Given problem 1>
Write out the passage on the lower brain and brainstorming word for word. Begin at the words "So when we have" and stop after "not all bad.".

Extract>

** Start **

Our lower brain is driving us 99% of the time. That's just the way it is. But if we pause and really take notice and be intentional, then we can have our prefrontal cortex or our higher brain do the driving. If we don't pause and we don't take notice and we don't hold space for intentional thought, then our lower brain is the one at the steering wheel of our lives.
So when we have questions like “Where should we go for the weekend?” that need to be answered, again, it's just another way of saying we need to make a decision, in 2022, we often go to Google, Pinterest, YouTube, or our friends to seek these answers. I am just as guilty as you about going to the Googles.
But when we do that, we are really looking at someone else's options or ideas, their options or ideas that they came up with, we're really not accessing our own higher brain. We're accessing someone else's higher brain. But this type of research, which again, I am all in on, can be part of our brainstorming process. It's not all bad.
Let's think about the ideas that we gather using these sources, and I would like to think that the ideas that we gather from using these sources were part of someone else's brainstorming process, but it could ignite our own brainstorming process. Let's just talk about brainstorming, first of all.

** End **

Dataset>

** Start **

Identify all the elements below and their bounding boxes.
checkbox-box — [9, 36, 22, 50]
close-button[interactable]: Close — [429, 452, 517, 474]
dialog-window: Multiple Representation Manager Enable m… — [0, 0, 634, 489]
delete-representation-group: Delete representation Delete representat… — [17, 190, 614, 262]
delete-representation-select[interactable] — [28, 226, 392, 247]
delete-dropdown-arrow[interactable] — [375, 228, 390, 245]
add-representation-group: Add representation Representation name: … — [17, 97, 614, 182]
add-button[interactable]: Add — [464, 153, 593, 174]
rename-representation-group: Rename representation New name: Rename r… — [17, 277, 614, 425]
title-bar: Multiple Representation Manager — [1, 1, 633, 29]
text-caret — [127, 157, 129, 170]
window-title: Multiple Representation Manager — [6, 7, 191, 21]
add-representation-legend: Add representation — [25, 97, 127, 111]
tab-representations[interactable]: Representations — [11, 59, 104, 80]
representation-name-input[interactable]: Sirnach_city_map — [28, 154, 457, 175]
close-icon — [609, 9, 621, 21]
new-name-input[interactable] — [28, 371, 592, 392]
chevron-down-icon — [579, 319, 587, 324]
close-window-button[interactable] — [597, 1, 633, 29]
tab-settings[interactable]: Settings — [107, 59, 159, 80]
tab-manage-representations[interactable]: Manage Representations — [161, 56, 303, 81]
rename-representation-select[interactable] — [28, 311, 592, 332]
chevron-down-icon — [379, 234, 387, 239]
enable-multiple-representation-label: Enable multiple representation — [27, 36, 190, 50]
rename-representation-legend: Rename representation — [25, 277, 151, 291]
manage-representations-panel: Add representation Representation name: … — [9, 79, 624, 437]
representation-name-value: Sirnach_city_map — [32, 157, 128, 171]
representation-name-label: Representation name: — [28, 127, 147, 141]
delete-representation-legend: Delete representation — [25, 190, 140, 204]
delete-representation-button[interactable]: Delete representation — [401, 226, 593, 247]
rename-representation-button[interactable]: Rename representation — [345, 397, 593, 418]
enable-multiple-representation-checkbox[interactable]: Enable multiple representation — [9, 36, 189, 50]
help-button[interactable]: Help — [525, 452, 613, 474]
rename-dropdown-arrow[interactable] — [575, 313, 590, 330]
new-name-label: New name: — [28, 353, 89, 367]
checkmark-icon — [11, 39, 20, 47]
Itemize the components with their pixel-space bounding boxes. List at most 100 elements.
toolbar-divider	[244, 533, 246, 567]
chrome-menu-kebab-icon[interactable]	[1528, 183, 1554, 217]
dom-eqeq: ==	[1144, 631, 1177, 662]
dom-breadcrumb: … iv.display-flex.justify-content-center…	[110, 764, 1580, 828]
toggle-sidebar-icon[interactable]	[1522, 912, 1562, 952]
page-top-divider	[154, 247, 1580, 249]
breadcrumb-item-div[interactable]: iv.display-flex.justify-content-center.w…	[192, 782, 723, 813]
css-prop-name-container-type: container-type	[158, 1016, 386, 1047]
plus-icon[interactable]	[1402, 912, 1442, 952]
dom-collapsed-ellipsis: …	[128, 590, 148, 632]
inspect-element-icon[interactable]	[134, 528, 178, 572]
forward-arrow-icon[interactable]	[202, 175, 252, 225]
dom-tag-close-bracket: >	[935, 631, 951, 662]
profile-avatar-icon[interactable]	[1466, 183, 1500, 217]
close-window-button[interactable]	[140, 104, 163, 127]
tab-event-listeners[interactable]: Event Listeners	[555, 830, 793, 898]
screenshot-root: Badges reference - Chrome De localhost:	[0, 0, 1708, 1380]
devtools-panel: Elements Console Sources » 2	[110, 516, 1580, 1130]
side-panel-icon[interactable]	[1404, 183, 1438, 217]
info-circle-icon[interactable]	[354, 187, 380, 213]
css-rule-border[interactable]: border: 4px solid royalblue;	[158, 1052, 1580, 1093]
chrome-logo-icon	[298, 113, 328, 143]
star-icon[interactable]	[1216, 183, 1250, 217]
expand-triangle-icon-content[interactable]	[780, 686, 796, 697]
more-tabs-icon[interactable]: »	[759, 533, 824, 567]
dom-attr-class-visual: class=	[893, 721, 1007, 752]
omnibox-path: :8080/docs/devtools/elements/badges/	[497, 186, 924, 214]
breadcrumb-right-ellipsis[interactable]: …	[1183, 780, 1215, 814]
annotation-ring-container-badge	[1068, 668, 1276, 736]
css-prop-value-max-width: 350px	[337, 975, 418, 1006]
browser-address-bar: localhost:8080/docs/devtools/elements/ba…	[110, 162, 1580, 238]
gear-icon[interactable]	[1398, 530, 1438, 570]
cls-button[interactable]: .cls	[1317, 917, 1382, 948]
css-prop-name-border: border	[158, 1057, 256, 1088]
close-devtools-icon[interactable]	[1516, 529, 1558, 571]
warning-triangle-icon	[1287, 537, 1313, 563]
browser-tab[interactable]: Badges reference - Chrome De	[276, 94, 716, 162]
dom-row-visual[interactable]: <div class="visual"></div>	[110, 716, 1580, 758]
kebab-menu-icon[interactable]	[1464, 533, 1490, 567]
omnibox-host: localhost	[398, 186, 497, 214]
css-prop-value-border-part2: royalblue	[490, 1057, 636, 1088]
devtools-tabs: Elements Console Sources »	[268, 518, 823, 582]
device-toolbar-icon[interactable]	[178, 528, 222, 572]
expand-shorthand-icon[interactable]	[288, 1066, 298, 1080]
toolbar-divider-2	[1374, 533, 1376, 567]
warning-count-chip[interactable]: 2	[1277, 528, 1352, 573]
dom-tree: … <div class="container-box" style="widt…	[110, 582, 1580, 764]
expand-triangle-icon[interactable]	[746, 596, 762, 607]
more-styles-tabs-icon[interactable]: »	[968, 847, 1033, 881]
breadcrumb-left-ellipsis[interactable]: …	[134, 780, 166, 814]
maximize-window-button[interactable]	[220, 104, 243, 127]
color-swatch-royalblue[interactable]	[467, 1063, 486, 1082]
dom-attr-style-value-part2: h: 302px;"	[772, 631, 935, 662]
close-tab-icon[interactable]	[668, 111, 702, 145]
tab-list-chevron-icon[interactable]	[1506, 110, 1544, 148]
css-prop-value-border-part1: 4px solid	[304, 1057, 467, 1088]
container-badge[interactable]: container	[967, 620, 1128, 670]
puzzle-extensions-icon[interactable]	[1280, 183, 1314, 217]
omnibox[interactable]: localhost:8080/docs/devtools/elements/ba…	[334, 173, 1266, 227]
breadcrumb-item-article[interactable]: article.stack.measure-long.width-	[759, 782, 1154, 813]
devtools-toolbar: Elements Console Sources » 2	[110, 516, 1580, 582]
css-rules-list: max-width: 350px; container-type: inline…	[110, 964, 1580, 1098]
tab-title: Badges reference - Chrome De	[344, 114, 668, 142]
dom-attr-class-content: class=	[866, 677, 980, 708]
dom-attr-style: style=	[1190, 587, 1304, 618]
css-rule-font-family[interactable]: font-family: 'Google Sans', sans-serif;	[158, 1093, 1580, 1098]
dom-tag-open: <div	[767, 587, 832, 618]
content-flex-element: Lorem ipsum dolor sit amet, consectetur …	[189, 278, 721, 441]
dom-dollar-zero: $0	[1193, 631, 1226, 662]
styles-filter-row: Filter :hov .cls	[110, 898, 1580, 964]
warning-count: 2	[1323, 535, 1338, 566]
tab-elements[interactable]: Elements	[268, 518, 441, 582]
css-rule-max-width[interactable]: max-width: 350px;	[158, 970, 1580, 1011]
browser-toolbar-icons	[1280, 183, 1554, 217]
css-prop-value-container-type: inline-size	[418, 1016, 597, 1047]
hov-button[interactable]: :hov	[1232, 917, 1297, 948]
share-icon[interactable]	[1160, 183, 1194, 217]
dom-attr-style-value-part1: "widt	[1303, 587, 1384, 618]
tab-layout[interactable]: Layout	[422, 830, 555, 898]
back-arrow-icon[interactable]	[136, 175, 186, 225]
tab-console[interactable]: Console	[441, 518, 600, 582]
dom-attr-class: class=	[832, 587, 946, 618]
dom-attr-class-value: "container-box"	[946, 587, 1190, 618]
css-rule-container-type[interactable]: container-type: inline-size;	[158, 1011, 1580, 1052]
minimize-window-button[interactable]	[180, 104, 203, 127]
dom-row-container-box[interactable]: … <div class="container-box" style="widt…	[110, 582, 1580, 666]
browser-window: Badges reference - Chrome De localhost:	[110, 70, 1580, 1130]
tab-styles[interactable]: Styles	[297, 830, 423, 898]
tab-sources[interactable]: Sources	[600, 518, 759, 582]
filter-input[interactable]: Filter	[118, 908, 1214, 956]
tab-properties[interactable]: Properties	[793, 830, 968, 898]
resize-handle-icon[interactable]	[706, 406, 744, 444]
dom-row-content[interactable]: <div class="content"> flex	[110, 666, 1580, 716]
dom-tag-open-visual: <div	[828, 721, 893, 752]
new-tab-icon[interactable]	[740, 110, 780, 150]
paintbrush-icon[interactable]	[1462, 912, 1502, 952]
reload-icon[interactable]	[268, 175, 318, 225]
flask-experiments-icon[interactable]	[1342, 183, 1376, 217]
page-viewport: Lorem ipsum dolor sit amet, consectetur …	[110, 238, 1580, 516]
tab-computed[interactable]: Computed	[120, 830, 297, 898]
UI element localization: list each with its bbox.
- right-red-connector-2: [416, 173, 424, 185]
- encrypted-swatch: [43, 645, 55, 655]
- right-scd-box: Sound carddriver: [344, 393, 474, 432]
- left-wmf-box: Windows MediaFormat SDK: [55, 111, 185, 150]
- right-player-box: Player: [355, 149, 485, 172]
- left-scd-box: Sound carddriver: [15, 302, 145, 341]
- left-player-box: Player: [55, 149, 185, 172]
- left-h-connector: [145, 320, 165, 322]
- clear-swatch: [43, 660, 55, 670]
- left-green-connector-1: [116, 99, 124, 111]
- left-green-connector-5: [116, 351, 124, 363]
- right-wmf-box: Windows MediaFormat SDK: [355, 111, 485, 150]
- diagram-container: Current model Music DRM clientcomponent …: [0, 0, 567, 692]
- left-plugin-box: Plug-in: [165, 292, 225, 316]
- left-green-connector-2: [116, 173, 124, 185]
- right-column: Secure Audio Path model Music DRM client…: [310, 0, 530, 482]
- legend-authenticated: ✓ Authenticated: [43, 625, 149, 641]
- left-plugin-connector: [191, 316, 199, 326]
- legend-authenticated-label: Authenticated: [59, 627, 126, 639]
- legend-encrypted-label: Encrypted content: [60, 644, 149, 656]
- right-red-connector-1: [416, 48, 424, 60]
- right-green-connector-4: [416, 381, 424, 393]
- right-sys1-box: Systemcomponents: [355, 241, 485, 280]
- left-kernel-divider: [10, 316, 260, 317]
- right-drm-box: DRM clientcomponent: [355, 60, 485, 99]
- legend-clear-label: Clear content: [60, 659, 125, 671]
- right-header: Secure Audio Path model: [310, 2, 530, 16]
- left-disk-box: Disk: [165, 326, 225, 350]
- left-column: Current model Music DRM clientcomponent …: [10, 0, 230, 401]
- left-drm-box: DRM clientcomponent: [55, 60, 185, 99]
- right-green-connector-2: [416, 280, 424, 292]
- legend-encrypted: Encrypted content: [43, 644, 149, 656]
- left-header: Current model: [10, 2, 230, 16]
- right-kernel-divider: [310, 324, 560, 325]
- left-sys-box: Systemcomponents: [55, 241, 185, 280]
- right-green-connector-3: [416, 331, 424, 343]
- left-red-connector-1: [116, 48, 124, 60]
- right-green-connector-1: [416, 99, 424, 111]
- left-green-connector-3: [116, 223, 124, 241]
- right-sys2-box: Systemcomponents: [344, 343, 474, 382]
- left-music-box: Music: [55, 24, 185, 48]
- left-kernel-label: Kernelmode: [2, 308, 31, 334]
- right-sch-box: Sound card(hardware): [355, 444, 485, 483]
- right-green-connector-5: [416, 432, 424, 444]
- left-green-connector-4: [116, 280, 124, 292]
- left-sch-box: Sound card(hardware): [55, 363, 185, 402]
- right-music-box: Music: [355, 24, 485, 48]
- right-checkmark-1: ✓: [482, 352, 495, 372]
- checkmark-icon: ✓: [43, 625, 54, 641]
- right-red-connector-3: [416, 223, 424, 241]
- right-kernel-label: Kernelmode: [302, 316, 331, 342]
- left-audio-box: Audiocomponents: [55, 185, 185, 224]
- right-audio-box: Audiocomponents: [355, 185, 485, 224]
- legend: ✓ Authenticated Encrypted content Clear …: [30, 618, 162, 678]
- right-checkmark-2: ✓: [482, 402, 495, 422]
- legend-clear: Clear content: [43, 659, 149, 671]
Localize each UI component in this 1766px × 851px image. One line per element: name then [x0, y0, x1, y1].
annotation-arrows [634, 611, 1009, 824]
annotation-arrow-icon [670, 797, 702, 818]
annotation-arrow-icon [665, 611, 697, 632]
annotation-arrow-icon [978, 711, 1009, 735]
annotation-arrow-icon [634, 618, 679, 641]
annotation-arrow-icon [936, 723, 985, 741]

** End **

Given problem 2>
Return the lines of the listing verbatim, beginning at its first line and stopping after the line that contains "delete-dropdown-arrow[interactable] — [375, 228, 390, 245]".

Output 1>
So when we have questions like “Where should we go for the weekend?” that need to be answered, again, it's just another way of saying we need to make a decision, in 2022, we often go to Google, Pinterest, YouTube, or our friends to seek these answers. I am just as guilty as you about going to the Googles.
But when we do that, we are really looking at someone else's options or ideas, their options or ideas that they came up with, we're really not accessing our own higher brain. We're accessing someone else's higher brain. But this type of research, which again, I am all in on, can be part of our brainstorming process. It's not all bad.

Output 2>
Identify all the elements below and their bounding boxes.
checkbox-box — [9, 36, 22, 50]
close-button[interactable]: Close — [429, 452, 517, 474]
dialog-window: Multiple Representation Manager Enable m… — [0, 0, 634, 489]
delete-representation-group: Delete representation Delete representat… — [17, 190, 614, 262]
delete-representation-select[interactable] — [28, 226, 392, 247]
delete-dropdown-arrow[interactable] — [375, 228, 390, 245]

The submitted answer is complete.